[Written task] Look over the lines below. Report each one that includes the string "mobility".
-- Supplied material start --
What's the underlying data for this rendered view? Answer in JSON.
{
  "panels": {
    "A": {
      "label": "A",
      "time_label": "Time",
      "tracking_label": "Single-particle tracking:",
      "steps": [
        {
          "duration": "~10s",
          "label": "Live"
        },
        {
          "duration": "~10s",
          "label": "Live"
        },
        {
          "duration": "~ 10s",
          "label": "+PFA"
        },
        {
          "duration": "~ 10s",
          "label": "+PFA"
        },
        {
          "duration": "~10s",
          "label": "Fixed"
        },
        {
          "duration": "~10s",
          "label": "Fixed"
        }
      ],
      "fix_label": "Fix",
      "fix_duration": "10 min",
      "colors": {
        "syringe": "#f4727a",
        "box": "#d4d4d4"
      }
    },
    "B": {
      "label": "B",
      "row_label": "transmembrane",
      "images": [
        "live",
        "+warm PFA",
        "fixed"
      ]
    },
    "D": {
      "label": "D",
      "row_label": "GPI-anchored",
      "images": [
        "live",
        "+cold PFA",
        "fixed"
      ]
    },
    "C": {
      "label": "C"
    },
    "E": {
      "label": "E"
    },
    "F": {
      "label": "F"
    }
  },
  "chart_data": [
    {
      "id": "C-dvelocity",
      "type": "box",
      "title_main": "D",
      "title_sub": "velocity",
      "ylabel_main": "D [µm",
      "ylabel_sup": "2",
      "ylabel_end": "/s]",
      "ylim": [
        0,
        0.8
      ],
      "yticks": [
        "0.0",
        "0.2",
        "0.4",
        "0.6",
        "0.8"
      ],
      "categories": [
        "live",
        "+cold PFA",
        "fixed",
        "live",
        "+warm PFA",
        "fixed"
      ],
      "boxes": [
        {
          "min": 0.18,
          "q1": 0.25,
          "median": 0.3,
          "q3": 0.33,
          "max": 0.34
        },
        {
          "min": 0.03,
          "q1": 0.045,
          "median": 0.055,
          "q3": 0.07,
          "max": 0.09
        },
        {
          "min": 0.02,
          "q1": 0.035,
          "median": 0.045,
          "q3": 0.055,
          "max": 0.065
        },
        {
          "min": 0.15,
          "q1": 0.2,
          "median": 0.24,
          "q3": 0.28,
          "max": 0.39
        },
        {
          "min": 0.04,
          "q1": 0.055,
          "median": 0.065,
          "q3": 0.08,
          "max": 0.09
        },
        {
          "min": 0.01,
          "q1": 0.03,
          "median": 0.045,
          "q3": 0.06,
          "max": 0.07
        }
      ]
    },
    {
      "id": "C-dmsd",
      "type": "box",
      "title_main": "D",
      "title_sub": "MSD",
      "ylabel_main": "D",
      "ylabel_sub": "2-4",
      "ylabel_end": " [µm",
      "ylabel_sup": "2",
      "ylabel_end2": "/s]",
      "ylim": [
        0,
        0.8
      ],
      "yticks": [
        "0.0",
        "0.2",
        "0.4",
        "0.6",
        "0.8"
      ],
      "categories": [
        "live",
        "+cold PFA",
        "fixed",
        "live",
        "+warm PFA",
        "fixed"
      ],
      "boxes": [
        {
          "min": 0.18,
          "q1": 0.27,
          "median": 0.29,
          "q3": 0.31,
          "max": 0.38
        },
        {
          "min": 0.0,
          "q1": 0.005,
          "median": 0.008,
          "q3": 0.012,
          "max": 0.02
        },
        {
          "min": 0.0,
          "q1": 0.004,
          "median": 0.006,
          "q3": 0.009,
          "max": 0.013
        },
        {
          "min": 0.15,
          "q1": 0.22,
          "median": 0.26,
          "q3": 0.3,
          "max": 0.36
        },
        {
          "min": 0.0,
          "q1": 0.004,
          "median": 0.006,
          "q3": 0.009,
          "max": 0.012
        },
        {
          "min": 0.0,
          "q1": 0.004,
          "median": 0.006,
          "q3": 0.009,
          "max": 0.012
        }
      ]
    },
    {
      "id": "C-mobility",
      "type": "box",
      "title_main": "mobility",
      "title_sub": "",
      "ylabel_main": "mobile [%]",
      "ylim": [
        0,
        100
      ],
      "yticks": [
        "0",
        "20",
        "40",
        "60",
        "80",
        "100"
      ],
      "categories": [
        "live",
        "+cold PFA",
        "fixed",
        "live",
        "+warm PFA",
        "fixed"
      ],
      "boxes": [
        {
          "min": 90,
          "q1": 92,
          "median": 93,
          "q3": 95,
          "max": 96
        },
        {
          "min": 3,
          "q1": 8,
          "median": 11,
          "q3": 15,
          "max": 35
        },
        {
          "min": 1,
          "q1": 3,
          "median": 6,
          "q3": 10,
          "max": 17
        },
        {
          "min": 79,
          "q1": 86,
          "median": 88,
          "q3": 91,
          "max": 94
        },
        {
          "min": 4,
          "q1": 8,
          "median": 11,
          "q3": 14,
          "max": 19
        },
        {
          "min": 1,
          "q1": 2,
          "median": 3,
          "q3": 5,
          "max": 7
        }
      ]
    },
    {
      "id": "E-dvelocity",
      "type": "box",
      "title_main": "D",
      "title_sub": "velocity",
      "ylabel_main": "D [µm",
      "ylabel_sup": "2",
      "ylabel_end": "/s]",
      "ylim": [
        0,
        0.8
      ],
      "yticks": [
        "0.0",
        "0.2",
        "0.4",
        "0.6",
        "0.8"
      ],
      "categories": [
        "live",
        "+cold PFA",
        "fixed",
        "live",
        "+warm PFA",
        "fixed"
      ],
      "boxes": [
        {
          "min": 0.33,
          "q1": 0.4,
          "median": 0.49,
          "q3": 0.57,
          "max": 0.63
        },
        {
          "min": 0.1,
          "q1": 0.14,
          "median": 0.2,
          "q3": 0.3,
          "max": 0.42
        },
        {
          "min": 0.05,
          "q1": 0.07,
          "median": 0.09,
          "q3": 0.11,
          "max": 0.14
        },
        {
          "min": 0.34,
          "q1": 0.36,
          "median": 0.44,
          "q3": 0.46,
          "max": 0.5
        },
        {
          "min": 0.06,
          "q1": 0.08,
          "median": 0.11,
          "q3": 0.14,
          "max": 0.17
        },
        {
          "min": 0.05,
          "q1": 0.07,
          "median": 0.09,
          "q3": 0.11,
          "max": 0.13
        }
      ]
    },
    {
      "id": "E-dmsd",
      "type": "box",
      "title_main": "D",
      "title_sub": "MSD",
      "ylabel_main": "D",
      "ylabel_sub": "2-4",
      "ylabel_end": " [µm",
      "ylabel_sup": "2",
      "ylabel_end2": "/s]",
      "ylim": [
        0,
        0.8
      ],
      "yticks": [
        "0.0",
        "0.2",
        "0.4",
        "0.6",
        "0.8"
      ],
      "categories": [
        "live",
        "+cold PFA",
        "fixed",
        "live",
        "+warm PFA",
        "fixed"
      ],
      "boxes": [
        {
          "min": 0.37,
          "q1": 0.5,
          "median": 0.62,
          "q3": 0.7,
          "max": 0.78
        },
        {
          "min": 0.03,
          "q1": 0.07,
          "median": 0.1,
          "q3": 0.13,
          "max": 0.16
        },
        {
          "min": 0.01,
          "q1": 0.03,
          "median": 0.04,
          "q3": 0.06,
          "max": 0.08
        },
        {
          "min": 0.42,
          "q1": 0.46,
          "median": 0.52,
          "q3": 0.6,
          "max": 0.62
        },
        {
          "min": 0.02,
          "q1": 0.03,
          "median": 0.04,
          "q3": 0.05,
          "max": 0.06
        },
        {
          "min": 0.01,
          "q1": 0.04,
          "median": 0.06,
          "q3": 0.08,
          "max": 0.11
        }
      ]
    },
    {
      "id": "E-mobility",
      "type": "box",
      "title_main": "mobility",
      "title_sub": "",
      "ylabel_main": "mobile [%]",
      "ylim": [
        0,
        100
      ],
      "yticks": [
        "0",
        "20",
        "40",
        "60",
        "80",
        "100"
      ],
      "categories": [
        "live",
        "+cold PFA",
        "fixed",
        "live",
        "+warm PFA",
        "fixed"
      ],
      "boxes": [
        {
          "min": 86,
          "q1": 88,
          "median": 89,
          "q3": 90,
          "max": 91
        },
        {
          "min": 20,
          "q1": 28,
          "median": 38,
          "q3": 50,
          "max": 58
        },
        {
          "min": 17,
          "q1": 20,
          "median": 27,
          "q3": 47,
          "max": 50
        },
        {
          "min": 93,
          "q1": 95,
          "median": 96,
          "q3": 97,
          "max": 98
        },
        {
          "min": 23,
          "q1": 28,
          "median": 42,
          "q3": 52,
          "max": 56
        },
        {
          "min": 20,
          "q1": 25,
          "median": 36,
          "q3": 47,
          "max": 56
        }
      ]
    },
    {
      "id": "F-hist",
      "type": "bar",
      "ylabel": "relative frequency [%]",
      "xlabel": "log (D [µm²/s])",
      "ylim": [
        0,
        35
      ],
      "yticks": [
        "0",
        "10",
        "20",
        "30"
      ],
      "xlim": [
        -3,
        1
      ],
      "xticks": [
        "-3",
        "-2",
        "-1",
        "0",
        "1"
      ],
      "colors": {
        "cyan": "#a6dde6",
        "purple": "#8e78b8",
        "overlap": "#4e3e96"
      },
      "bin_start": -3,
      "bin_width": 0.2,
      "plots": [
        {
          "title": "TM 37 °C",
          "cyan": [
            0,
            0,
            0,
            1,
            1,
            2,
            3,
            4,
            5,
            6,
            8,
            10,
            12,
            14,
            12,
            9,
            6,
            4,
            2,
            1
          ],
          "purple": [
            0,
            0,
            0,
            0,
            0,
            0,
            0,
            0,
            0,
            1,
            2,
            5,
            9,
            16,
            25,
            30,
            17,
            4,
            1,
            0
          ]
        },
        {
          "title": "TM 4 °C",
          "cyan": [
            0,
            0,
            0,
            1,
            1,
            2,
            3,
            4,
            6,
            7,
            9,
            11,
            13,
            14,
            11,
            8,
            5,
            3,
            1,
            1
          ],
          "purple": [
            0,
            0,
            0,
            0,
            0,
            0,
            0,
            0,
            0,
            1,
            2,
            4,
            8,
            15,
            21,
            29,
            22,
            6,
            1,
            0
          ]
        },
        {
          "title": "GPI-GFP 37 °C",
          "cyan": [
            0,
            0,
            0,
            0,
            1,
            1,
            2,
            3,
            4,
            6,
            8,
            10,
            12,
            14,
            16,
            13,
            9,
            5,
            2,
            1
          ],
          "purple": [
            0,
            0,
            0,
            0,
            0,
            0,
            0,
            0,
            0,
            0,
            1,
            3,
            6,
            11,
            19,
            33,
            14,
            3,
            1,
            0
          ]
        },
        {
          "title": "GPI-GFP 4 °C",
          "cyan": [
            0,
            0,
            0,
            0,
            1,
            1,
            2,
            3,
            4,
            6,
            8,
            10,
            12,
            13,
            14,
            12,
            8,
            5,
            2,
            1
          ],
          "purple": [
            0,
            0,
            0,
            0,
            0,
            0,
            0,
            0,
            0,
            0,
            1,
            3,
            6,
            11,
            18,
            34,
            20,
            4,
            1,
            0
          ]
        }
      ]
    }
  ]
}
-- Supplied material end --
[Written response]
      "id": "C-mobility",
      "title_main": "mobility",
      "id": "E-mobility",
      "title_main": "mobility",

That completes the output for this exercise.